INFORMATION SHOWN:

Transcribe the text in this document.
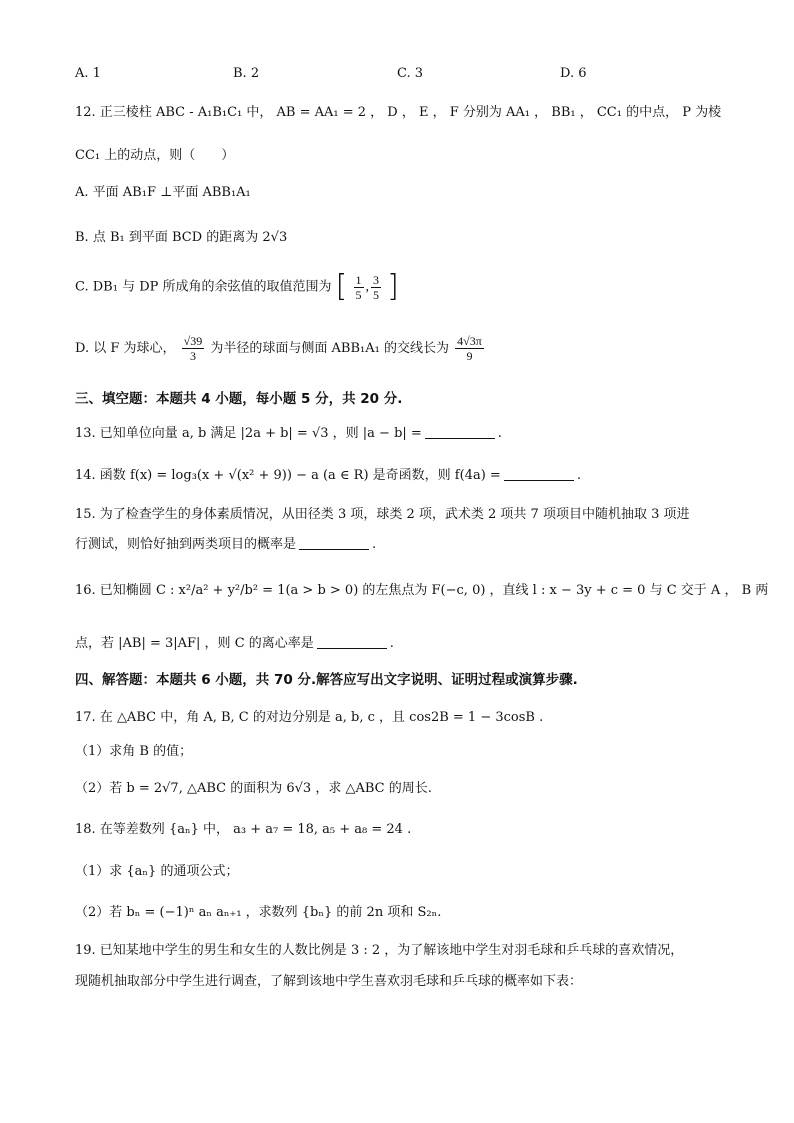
A. 1	B. 2	C. 3	D. 6
12. 正三棱柱 ABC - A₁B₁C₁ 中， AB = AA₁ = 2 ， D ， E ， F 分别为 AA₁ ， BB₁ ， CC₁ 的中点， P 为棱
CC₁ 上的动点，则（　　）
A. 平面 AB₁F ⊥平面 ABB₁A₁
B. 点 B₁ 到平面 BCD 的距离为 2√3
C. DB₁ 与 DP 所成角的余弦值的取值范围为 [ $\frac{1}{5}$ , $\frac{3}{5}$ ]
D. 以 F 为球心， $\frac{√39}{3}$ 为半径的球面与侧面 ABB₁A₁ 的交线长为 $\frac{4√3\pi}{9}$
三、填空题：本题共 4 小题，每小题 5 分，共 20 分.
13. 已知单位向量 a, b 满足 |2a + b| = √3 ，则 |a − b| =	.
14. 函数 f(x) = log₃(x + √(x² + 9)) − a (a ∈ R) 是奇函数，则 f(4a) =	.
15. 为了检查学生的身体素质情况，从田径类 3 项，球类 2 项，武术类 2 项共 7 项项目中随机抽取 3 项进
行测试，则恰好抽到两类项目的概率是	.
16. 已知椭圆 C : x²/a² + y²/b² = 1(a > b > 0) 的左焦点为 F(−c, 0) ，直线 l : x − 3y + c = 0 与 C 交于 A ， B 两
点，若 |AB| = 3|AF| ，则 C 的离心率是	.
四、解答题：本题共 6 小题，共 70 分.解答应写出文字说明、证明过程或演算步骤.
17. 在 △ABC 中，角 A, B, C 的对边分别是 a, b, c ，且 cos2B = 1 − 3cosB .
（1）求角 B 的值；
（2）若 b = 2√7, △ABC 的面积为 6√3 ，求 △ABC 的周长.
18. 在等差数列 {aₙ} 中， a₃ + a₇ = 18, a₅ + a₈ = 24 .
（1）求 {aₙ} 的通项公式；
（2）若 bₙ = (−1)ⁿ aₙ aₙ₊₁ ，求数列 {bₙ} 的前 2n 项和 S₂ₙ.
19. 已知某地中学生的男生和女生的人数比例是 3 : 2 ，为了解该地中学生对羽毛球和乒乓球的喜欢情况，
现随机抽取部分中学生进行调查，了解到该地中学生喜欢羽毛球和乒乓球的概率如下表：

THE PROBLEM: Transcribe the listing in full and omit the pictures.

SOLVED PROBLEM:
Transcribe the text in this document.
A. 1	B. 2	C. 3	D. 6
12. 正三棱柱 ABC - A₁B₁C₁ 中， AB = AA₁ = 2 ， D ， E ， F 分别为 AA₁ ， BB₁ ， CC₁ 的中点， P 为棱
CC₁ 上的动点，则（　　）
A. 平面 AB₁F ⊥平面 ABB₁A₁
B. 点 B₁ 到平面 BCD 的距离为 2√3
C. DB₁ 与 DP 所成角的余弦值的取值范围为 [ $\frac{1}{5}$ , $\frac{3}{5}$ ]
D. 以 F 为球心， $\frac{√39}{3}$ 为半径的球面与侧面 ABB₁A₁ 的交线长为 $\frac{4√3\pi}{9}$
三、填空题：本题共 4 小题，每小题 5 分，共 20 分.
13. 已知单位向量 a, b 满足 |2a + b| = √3 ，则 |a − b| =	.
14. 函数 f(x) = log₃(x + √(x² + 9)) − a (a ∈ R) 是奇函数，则 f(4a) =	.
15. 为了检查学生的身体素质情况，从田径类 3 项，球类 2 项，武术类 2 项共 7 项项目中随机抽取 3 项进
行测试，则恰好抽到两类项目的概率是	.
16. 已知椭圆 C : x²/a² + y²/b² = 1(a > b > 0) 的左焦点为 F(−c, 0) ，直线 l : x − 3y + c = 0 与 C 交于 A ， B 两
点，若 |AB| = 3|AF| ，则 C 的离心率是	.
四、解答题：本题共 6 小题，共 70 分.解答应写出文字说明、证明过程或演算步骤.
17. 在 △ABC 中，角 A, B, C 的对边分别是 a, b, c ，且 cos2B = 1 − 3cosB .
（1）求角 B 的值；
（2）若 b = 2√7, △ABC 的面积为 6√3 ，求 △ABC 的周长.
18. 在等差数列 {aₙ} 中， a₃ + a₇ = 18, a₅ + a₈ = 24 .
（1）求 {aₙ} 的通项公式；
（2）若 bₙ = (−1)ⁿ aₙ aₙ₊₁ ，求数列 {bₙ} 的前 2n 项和 S₂ₙ.
19. 已知某地中学生的男生和女生的人数比例是 3 : 2 ，为了解该地中学生对羽毛球和乒乓球的喜欢情况，
现随机抽取部分中学生进行调查，了解到该地中学生喜欢羽毛球和乒乓球的概率如下表：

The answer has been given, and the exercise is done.